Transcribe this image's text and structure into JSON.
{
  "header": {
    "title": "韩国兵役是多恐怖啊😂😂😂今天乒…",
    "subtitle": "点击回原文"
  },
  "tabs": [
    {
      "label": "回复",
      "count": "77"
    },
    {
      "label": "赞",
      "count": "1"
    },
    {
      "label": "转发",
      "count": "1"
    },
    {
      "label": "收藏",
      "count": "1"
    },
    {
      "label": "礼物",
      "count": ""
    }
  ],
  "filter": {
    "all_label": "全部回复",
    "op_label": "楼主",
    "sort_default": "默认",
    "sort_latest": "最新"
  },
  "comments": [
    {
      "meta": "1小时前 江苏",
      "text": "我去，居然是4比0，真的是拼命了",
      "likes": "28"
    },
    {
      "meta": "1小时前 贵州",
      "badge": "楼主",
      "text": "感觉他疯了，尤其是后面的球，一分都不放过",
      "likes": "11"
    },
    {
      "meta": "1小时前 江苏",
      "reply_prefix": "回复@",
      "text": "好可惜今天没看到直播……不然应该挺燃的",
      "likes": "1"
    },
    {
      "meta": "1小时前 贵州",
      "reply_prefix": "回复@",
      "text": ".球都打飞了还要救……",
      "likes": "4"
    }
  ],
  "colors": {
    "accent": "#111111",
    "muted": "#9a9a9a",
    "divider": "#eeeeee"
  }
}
=====
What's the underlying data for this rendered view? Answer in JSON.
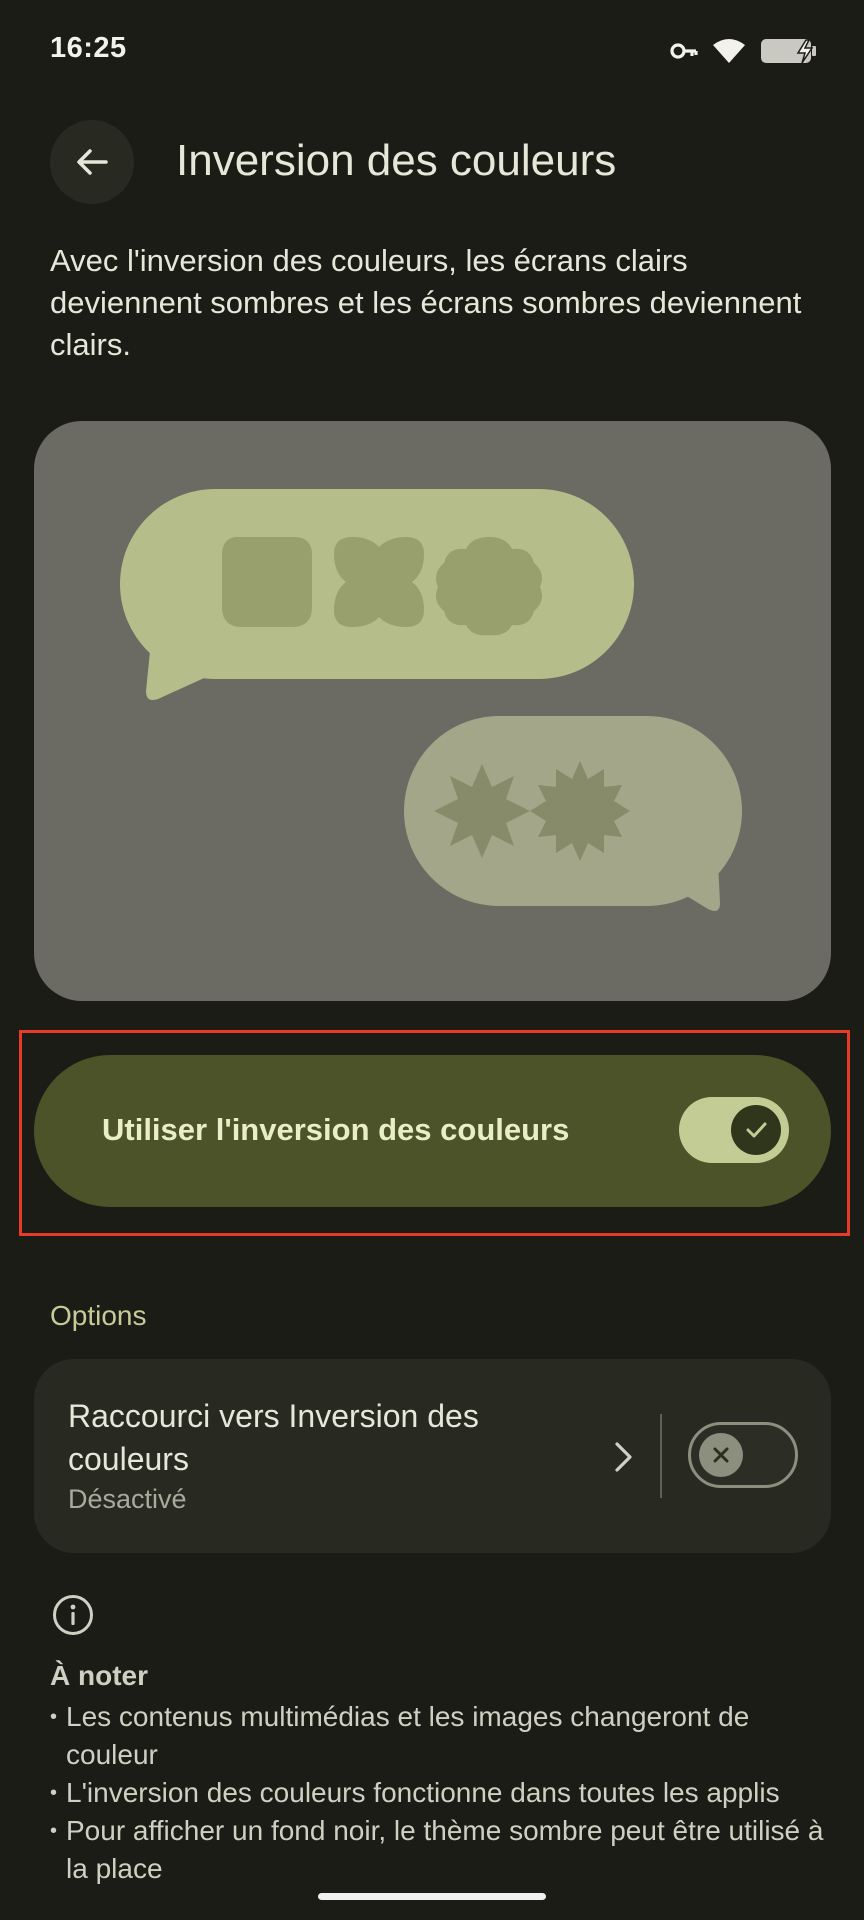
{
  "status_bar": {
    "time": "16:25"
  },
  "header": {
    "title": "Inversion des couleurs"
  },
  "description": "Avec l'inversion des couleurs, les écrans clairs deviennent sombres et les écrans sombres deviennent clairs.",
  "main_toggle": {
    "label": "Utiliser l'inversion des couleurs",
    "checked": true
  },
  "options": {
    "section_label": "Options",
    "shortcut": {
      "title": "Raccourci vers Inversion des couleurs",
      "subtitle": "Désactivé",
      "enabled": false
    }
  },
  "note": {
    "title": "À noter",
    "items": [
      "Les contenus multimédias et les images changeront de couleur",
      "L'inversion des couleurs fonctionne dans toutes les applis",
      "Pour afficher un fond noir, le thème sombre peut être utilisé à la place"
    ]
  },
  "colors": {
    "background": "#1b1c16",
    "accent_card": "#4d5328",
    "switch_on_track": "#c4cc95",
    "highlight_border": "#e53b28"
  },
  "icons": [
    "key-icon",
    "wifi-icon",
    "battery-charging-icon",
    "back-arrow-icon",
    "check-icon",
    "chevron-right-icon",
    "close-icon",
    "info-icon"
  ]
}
=====
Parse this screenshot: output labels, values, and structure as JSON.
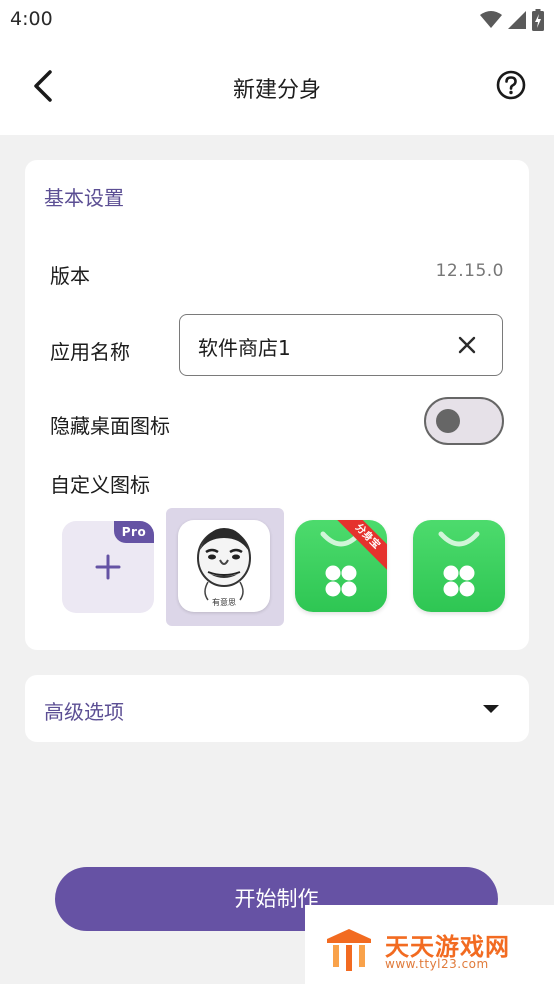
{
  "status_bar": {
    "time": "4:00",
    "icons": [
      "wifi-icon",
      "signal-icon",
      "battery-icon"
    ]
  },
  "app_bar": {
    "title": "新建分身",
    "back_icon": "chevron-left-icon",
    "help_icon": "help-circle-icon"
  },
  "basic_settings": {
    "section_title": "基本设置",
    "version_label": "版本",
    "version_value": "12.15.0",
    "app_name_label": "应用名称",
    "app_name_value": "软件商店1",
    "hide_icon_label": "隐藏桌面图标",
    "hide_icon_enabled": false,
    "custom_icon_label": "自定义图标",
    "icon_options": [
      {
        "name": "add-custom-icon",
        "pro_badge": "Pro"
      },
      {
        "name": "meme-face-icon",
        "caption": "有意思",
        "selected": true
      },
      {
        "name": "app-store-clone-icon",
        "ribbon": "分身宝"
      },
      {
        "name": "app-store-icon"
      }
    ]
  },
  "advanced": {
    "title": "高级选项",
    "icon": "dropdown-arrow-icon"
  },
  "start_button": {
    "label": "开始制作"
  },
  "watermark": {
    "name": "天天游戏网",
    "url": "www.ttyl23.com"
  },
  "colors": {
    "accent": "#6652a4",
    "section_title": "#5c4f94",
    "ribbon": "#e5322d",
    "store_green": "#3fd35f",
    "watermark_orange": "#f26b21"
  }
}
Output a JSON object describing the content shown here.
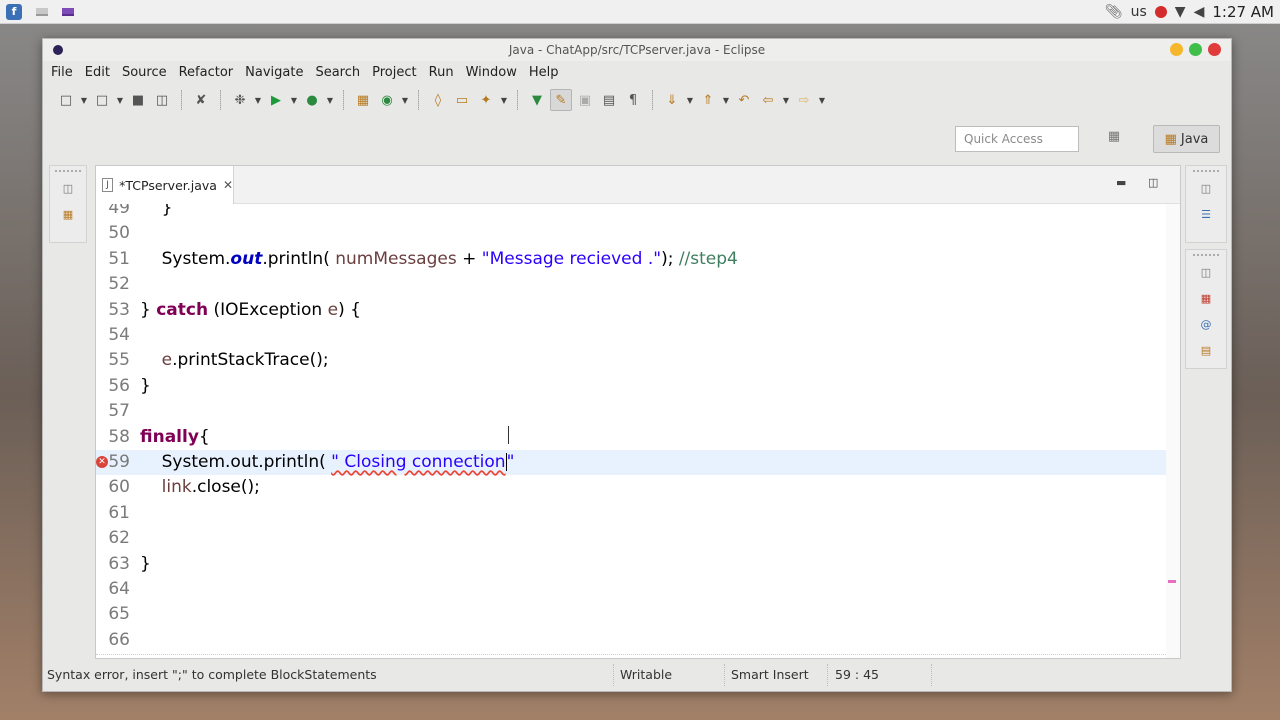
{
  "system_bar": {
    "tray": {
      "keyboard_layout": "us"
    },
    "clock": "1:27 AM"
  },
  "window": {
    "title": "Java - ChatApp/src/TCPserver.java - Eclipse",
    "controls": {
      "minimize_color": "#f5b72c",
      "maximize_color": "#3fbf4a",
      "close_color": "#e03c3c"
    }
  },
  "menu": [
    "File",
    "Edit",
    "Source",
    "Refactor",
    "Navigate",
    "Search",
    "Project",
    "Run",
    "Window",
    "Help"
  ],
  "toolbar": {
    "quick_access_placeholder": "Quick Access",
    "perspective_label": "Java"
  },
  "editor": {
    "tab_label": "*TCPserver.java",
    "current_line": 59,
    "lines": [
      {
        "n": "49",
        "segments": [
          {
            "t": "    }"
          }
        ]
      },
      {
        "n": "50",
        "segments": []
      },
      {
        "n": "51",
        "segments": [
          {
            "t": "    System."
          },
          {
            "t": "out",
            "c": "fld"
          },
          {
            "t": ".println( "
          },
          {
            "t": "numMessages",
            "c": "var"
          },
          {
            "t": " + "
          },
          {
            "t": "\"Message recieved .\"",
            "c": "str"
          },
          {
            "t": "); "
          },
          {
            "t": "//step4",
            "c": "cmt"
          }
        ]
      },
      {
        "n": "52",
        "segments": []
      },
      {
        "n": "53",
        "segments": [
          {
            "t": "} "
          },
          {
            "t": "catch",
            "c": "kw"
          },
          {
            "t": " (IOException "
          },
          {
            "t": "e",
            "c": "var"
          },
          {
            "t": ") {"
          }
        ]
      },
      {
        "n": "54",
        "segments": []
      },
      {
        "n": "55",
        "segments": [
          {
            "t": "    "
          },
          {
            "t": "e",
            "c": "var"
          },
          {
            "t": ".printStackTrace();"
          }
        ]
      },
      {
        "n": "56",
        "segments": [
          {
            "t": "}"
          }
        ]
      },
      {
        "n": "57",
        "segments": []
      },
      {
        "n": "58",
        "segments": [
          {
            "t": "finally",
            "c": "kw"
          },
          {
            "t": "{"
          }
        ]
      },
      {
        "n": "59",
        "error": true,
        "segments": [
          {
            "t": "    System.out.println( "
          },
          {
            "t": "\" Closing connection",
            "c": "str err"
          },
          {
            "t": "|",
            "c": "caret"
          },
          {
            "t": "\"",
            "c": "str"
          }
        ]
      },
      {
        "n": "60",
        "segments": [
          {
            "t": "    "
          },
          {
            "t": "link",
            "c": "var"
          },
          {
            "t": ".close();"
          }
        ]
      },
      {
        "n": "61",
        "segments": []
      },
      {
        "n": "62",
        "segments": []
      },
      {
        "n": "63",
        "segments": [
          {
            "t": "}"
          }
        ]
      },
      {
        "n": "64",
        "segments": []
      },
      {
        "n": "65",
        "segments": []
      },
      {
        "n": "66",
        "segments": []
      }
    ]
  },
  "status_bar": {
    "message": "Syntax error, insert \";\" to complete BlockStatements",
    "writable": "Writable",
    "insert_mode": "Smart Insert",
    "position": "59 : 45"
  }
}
=====
◆ Exercise goal ◆
State only how many lines in the material include "battery".

◆ Result of the task ◆
2